[WRITTEN PROBLEM] Copy each of the following records word for word.
━━ EXTRACTED RECORDS
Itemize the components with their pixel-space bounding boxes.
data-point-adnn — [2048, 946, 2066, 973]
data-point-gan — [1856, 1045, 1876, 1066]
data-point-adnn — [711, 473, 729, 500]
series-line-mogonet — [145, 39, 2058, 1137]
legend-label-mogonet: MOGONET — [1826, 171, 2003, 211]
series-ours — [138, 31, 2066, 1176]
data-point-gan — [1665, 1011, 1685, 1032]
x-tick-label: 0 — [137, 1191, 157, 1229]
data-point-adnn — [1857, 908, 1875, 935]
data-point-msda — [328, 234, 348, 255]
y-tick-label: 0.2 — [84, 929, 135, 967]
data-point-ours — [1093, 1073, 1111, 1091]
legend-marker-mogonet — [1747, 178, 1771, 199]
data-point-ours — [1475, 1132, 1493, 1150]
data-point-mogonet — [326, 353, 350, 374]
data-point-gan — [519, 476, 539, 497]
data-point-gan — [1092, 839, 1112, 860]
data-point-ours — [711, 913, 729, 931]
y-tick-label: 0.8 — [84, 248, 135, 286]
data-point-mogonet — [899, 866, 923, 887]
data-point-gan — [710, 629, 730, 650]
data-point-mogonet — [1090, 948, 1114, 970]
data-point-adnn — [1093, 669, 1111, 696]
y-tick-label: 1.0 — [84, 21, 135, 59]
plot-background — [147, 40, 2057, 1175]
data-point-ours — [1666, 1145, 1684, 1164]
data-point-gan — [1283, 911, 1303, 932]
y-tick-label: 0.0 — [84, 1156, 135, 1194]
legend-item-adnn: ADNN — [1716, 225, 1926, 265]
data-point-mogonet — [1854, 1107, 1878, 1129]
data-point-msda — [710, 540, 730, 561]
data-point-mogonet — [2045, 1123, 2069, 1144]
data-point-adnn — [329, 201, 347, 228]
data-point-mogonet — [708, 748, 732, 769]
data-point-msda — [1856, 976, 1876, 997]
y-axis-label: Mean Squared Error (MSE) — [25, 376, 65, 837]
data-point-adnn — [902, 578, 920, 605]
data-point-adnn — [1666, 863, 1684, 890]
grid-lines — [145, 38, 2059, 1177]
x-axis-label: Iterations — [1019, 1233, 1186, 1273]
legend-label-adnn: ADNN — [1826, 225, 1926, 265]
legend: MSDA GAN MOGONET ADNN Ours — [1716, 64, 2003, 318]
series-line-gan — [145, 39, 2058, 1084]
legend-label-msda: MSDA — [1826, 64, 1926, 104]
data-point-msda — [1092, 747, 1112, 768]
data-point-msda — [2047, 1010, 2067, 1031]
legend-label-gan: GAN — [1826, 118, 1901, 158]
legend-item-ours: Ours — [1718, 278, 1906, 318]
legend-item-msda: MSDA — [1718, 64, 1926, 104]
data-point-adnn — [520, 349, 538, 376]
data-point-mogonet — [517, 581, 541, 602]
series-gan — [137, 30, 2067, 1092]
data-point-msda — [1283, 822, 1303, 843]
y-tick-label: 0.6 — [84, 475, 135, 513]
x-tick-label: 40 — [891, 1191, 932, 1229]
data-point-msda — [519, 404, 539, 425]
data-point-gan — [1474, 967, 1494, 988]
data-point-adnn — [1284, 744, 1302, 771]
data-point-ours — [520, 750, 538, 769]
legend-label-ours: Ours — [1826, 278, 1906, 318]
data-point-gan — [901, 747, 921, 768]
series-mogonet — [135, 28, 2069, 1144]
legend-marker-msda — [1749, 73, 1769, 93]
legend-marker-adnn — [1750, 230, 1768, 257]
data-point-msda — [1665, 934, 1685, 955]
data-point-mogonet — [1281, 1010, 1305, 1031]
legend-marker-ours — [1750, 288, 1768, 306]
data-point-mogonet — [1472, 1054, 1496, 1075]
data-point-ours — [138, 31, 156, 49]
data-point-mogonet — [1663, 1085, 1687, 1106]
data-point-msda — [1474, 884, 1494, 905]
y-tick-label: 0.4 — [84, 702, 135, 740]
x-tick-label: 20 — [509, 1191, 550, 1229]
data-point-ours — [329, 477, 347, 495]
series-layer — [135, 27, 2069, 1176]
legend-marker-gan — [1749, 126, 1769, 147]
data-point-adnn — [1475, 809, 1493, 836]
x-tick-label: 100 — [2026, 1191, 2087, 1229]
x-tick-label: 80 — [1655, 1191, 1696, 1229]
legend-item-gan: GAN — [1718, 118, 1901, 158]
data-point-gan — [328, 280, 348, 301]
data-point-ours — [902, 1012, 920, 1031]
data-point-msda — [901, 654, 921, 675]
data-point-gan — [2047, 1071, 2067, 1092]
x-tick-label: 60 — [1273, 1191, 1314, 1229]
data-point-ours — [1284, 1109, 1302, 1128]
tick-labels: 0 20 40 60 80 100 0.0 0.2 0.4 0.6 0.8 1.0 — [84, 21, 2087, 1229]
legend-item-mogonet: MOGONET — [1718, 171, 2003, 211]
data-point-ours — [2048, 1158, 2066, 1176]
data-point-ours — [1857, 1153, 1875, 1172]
━━━━
[WORKED SOLUTION]
Itemize the components with their pixel-space bounding boxes.
data-point-adnn — [2048, 946, 2066, 973]
data-point-gan — [1856, 1045, 1876, 1066]
data-point-adnn — [711, 473, 729, 500]
series-line-mogonet — [145, 39, 2058, 1137]
legend-label-mogonet: MOGONET — [1826, 171, 2003, 211]
series-ours — [138, 31, 2066, 1176]
data-point-gan — [1665, 1011, 1685, 1032]
x-tick-label: 0 — [137, 1191, 157, 1229]
data-point-adnn — [1857, 908, 1875, 935]
data-point-msda — [328, 234, 348, 255]
y-tick-label: 0.2 — [84, 929, 135, 967]
data-point-ours — [1093, 1073, 1111, 1091]
legend-marker-mogonet — [1747, 178, 1771, 199]
data-point-ours — [1475, 1132, 1493, 1150]
data-point-mogonet — [326, 353, 350, 374]
data-point-gan — [519, 476, 539, 497]
data-point-gan — [1092, 839, 1112, 860]
data-point-ours — [711, 913, 729, 931]
y-tick-label: 0.8 — [84, 248, 135, 286]
data-point-mogonet — [899, 866, 923, 887]
data-point-gan — [710, 629, 730, 650]
data-point-mogonet — [1090, 948, 1114, 970]
data-point-adnn — [1093, 669, 1111, 696]
y-tick-label: 1.0 — [84, 21, 135, 59]
plot-background — [147, 40, 2057, 1175]
data-point-ours — [1666, 1145, 1684, 1164]
data-point-gan — [1283, 911, 1303, 932]
y-tick-label: 0.0 — [84, 1156, 135, 1194]
legend-item-adnn: ADNN — [1716, 225, 1926, 265]
data-point-mogonet — [1854, 1107, 1878, 1129]
data-point-msda — [710, 540, 730, 561]
data-point-mogonet — [2045, 1123, 2069, 1144]
data-point-adnn — [329, 201, 347, 228]
data-point-mogonet — [708, 748, 732, 769]
data-point-msda — [1856, 976, 1876, 997]
y-axis-label: Mean Squared Error (MSE) — [25, 376, 65, 837]
data-point-adnn — [902, 578, 920, 605]
data-point-adnn — [1666, 863, 1684, 890]
grid-lines — [145, 38, 2059, 1177]
x-axis-label: Iterations — [1019, 1233, 1186, 1273]
legend-label-adnn: ADNN — [1826, 225, 1926, 265]
legend: MSDA GAN MOGONET ADNN Ours — [1716, 64, 2003, 318]
series-line-gan — [145, 39, 2058, 1084]
legend-label-msda: MSDA — [1826, 64, 1926, 104]
data-point-msda — [1092, 747, 1112, 768]
data-point-msda — [2047, 1010, 2067, 1031]
legend-label-gan: GAN — [1826, 118, 1901, 158]
legend-item-ours: Ours — [1718, 278, 1906, 318]
legend-item-msda: MSDA — [1718, 64, 1926, 104]
data-point-adnn — [520, 349, 538, 376]
data-point-mogonet — [517, 581, 541, 602]
series-gan — [137, 30, 2067, 1092]
data-point-msda — [1283, 822, 1303, 843]
y-tick-label: 0.6 — [84, 475, 135, 513]
x-tick-label: 40 — [891, 1191, 932, 1229]
data-point-msda — [519, 404, 539, 425]
data-point-gan — [1474, 967, 1494, 988]
data-point-adnn — [1284, 744, 1302, 771]
data-point-ours — [520, 750, 538, 769]
legend-label-ours: Ours — [1826, 278, 1906, 318]
data-point-gan — [901, 747, 921, 768]
series-mogonet — [135, 28, 2069, 1144]
legend-marker-msda — [1749, 73, 1769, 93]
legend-marker-adnn — [1750, 230, 1768, 257]
data-point-msda — [1665, 934, 1685, 955]
data-point-mogonet — [1281, 1010, 1305, 1031]
legend-marker-ours — [1750, 288, 1768, 306]
data-point-mogonet — [1472, 1054, 1496, 1075]
data-point-ours — [138, 31, 156, 49]
data-point-mogonet — [1663, 1085, 1687, 1106]
data-point-msda — [1474, 884, 1494, 905]
y-tick-label: 0.4 — [84, 702, 135, 740]
x-tick-label: 20 — [509, 1191, 550, 1229]
data-point-ours — [329, 477, 347, 495]
series-layer — [135, 27, 2069, 1176]
legend-marker-gan — [1749, 126, 1769, 147]
data-point-adnn — [1475, 809, 1493, 836]
x-tick-label: 100 — [2026, 1191, 2087, 1229]
x-tick-label: 80 — [1655, 1191, 1696, 1229]
legend-item-gan: GAN — [1718, 118, 1901, 158]
data-point-gan — [328, 280, 348, 301]
data-point-ours — [902, 1012, 920, 1031]
data-point-msda — [901, 654, 921, 675]
data-point-gan — [2047, 1071, 2067, 1092]
x-tick-label: 60 — [1273, 1191, 1314, 1229]
data-point-ours — [1284, 1109, 1302, 1128]
tick-labels: 0 20 40 60 80 100 0.0 0.2 0.4 0.6 0.8 1.0 — [84, 21, 2087, 1229]
legend-item-mogonet: MOGONET — [1718, 171, 2003, 211]
data-point-ours — [2048, 1158, 2066, 1176]
data-point-ours — [1857, 1153, 1875, 1172]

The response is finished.